WHAT YOU NEED TO DO: Copy out each line featuring the string "noise" from the entries beneath.

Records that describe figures
BEGIN
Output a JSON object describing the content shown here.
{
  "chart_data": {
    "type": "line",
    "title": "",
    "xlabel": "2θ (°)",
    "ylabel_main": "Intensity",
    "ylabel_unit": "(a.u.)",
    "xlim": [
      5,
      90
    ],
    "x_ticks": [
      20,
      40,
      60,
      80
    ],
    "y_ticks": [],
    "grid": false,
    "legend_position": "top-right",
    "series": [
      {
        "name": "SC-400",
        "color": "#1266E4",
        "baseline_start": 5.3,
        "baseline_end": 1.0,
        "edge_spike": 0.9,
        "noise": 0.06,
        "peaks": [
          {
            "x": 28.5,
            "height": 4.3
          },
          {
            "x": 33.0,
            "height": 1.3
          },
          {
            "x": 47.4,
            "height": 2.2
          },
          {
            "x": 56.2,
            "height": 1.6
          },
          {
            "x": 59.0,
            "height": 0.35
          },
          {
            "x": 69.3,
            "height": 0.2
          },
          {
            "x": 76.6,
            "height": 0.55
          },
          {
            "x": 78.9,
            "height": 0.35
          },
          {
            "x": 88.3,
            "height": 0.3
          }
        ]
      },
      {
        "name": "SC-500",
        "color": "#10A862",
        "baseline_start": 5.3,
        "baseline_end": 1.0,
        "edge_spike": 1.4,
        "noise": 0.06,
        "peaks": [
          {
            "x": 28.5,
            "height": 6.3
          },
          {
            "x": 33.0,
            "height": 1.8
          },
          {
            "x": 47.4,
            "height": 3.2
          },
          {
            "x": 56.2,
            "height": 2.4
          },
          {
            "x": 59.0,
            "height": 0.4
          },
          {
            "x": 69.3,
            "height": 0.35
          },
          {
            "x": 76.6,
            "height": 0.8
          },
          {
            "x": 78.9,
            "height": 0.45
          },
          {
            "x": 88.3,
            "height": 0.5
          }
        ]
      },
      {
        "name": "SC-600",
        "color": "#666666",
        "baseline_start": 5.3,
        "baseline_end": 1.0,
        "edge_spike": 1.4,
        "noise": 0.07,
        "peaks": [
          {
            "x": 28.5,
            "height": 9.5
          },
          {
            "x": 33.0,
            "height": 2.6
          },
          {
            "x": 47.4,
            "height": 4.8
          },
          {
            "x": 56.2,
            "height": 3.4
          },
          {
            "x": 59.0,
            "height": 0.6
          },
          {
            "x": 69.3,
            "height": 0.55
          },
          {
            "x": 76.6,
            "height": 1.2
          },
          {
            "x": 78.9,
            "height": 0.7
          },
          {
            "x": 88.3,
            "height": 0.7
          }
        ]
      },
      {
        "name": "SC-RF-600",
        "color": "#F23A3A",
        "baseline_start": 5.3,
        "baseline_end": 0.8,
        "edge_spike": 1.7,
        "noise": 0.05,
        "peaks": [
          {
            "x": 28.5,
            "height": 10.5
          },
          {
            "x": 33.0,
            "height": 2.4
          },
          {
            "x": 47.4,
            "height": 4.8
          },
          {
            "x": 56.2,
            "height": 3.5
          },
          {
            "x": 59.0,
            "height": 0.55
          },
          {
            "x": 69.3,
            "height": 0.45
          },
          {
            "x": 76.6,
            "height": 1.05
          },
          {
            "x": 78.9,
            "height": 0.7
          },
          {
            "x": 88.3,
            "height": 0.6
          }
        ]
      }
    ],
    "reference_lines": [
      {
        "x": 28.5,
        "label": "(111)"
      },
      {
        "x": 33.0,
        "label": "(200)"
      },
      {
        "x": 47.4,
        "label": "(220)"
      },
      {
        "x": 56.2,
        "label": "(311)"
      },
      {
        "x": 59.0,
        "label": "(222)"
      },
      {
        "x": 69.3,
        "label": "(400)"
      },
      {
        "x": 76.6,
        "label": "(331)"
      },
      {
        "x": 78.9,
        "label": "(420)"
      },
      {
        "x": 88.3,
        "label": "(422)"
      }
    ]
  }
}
END
BEGIN
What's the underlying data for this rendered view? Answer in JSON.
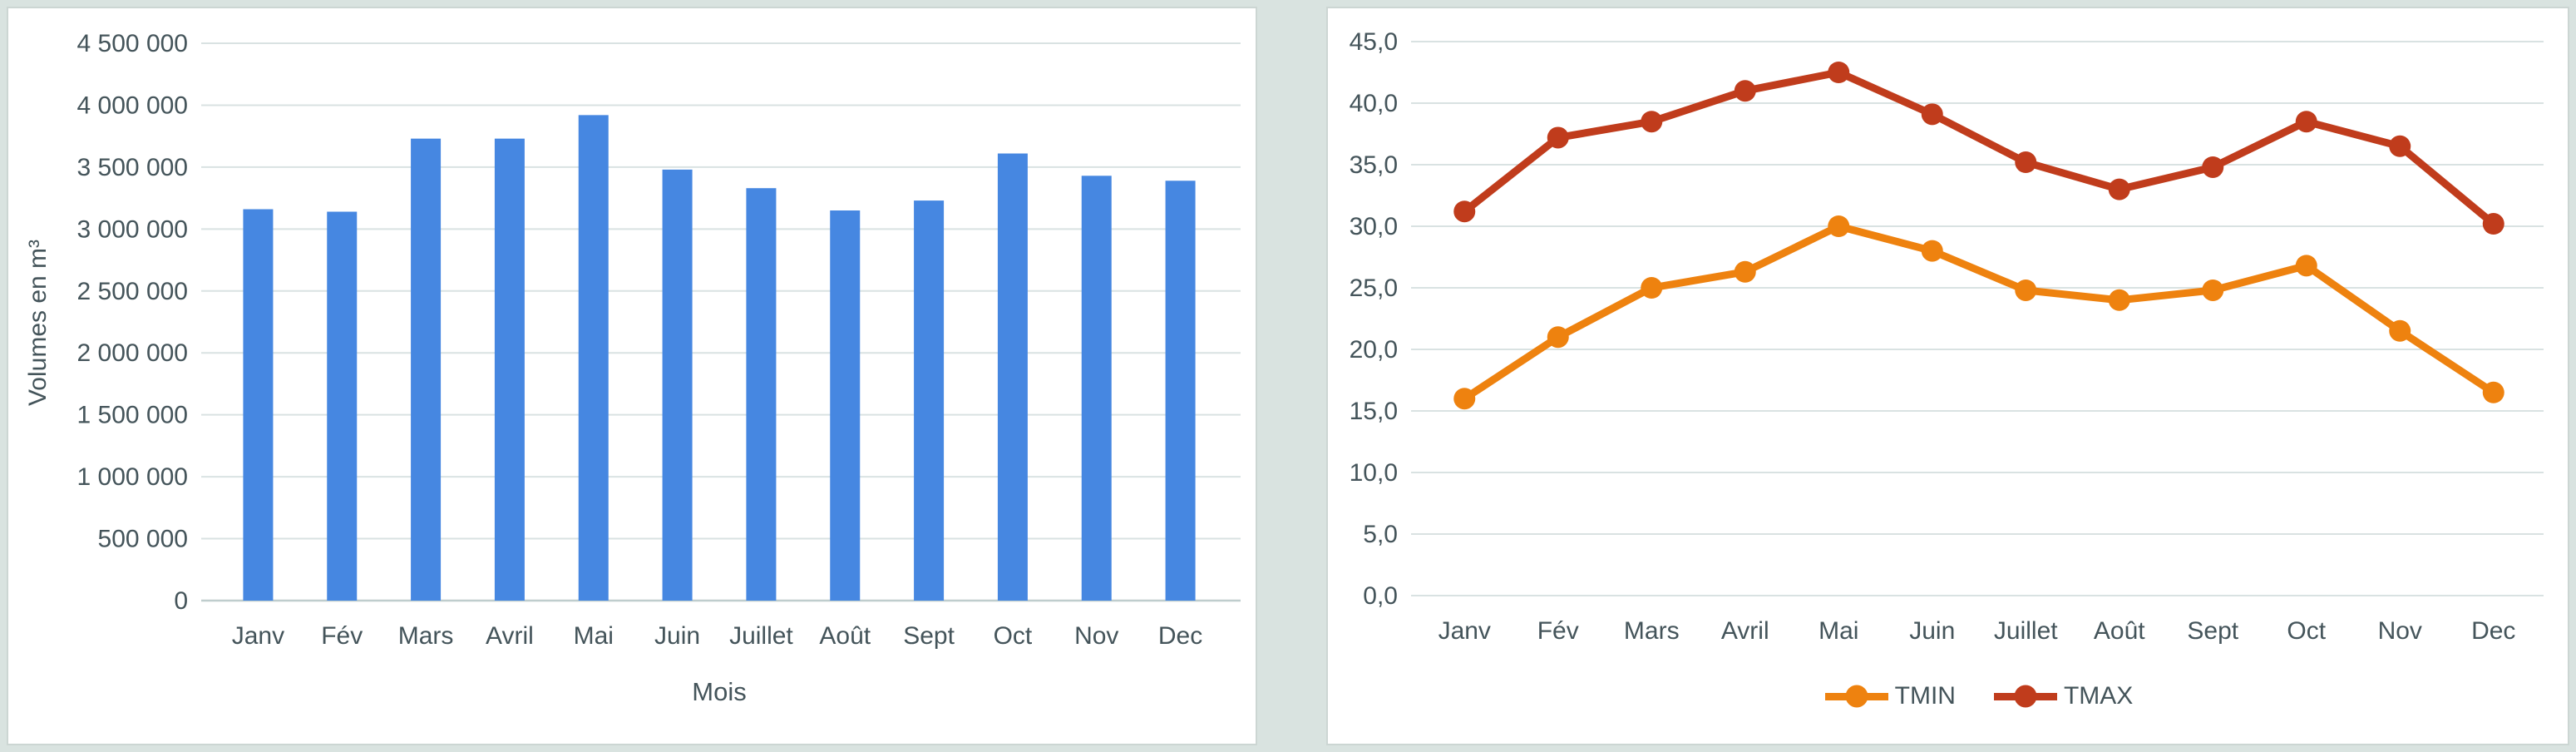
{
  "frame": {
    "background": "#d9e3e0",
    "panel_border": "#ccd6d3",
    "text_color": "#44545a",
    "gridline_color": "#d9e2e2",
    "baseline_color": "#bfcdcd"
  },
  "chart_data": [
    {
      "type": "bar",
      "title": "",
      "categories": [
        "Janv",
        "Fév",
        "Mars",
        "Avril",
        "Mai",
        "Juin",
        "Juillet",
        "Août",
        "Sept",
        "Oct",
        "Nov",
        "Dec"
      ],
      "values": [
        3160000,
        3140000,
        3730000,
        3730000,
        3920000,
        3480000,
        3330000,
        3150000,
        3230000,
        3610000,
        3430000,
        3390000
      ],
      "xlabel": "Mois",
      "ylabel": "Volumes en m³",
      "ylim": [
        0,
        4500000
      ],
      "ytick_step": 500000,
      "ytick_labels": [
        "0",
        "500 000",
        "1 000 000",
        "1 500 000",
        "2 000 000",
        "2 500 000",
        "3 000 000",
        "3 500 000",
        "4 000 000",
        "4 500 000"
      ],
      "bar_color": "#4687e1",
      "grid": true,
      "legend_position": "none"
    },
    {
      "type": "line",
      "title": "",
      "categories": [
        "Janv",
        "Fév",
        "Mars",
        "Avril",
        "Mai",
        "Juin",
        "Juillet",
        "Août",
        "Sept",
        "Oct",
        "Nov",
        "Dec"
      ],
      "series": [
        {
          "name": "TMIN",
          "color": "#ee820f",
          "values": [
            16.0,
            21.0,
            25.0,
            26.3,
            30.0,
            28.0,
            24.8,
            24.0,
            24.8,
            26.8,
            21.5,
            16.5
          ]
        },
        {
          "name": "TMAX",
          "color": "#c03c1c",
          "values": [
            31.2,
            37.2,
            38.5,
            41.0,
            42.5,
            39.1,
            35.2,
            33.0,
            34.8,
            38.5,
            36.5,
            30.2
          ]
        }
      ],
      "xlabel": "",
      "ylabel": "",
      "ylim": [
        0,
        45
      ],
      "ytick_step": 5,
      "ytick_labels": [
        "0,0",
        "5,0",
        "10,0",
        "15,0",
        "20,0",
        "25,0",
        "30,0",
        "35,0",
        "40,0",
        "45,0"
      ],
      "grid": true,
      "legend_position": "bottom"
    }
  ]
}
END
FULL ANSWER:
        "noise": 0.06,
        "noise": 0.06,
        "noise": 0.07,
        "noise": 0.05,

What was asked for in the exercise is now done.